» **Data shown**:
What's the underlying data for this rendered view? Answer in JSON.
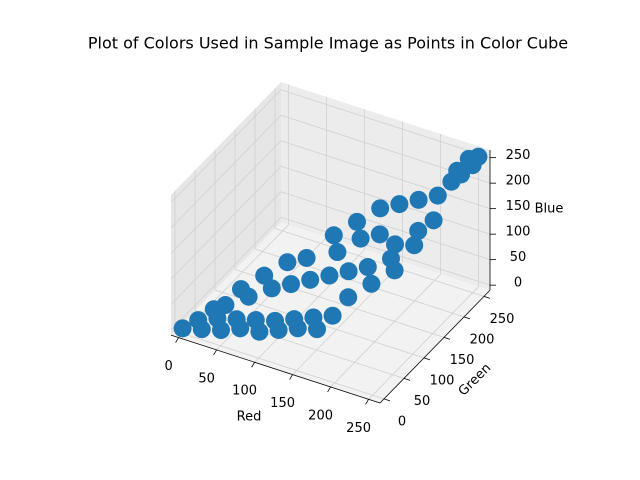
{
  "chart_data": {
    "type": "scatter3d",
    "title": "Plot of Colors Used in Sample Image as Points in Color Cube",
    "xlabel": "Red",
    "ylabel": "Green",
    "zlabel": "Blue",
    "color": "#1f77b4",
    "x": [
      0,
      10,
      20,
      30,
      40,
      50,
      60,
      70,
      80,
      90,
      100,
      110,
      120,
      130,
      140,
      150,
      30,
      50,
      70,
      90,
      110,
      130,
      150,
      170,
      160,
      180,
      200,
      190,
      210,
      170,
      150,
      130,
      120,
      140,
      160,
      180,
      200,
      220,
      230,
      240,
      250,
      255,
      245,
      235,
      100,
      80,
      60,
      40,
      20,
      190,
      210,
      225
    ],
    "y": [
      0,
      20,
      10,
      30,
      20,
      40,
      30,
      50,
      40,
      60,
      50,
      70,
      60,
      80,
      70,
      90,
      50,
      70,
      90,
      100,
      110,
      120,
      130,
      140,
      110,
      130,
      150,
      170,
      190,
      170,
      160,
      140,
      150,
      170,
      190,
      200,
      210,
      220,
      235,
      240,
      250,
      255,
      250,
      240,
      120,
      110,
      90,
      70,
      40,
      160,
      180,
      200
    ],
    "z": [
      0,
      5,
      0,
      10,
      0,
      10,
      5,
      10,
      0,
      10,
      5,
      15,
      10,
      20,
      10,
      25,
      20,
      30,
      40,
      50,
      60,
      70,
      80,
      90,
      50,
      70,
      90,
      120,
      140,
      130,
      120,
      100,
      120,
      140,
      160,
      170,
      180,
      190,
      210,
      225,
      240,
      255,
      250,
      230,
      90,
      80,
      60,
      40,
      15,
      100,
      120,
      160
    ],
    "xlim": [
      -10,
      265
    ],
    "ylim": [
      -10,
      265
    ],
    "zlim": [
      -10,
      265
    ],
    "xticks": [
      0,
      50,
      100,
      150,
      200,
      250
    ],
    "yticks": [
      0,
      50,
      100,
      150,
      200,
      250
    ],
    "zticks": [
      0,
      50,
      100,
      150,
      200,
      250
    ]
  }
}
* * *
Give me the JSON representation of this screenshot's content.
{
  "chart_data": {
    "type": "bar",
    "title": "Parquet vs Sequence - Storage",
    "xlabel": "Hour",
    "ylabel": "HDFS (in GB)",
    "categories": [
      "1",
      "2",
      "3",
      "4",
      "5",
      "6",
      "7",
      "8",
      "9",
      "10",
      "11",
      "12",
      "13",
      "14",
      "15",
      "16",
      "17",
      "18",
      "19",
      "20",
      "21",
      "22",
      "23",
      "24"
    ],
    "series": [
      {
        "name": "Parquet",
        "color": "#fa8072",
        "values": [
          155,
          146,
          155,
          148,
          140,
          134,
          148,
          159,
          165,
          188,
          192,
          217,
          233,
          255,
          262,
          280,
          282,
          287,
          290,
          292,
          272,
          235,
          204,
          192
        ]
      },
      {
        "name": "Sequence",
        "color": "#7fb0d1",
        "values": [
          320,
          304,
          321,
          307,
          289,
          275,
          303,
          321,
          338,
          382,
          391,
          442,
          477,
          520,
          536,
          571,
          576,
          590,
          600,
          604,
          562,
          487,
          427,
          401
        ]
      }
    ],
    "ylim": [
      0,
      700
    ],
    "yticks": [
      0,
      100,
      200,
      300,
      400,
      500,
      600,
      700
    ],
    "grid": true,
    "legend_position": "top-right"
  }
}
---
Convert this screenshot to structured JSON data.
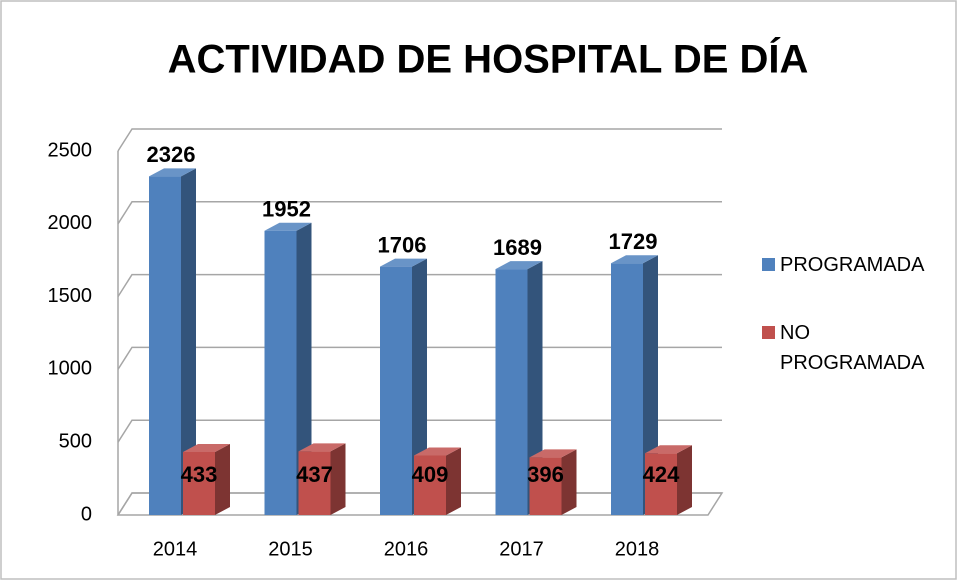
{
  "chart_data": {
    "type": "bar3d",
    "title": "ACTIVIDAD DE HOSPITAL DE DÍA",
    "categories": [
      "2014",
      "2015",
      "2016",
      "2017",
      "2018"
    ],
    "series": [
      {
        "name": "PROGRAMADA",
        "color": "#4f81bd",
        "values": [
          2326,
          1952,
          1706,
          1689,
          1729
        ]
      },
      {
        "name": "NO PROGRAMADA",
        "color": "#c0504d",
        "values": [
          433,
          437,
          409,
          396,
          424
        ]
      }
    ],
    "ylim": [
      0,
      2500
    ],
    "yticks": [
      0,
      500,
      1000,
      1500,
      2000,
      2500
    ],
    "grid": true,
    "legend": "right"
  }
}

» **Short task**: In the records above, find each line holding "PROGRAMADA" and copy it.

» **Solution for this exercise**:
        "name": "PROGRAMADA",
        "name": "NO PROGRAMADA",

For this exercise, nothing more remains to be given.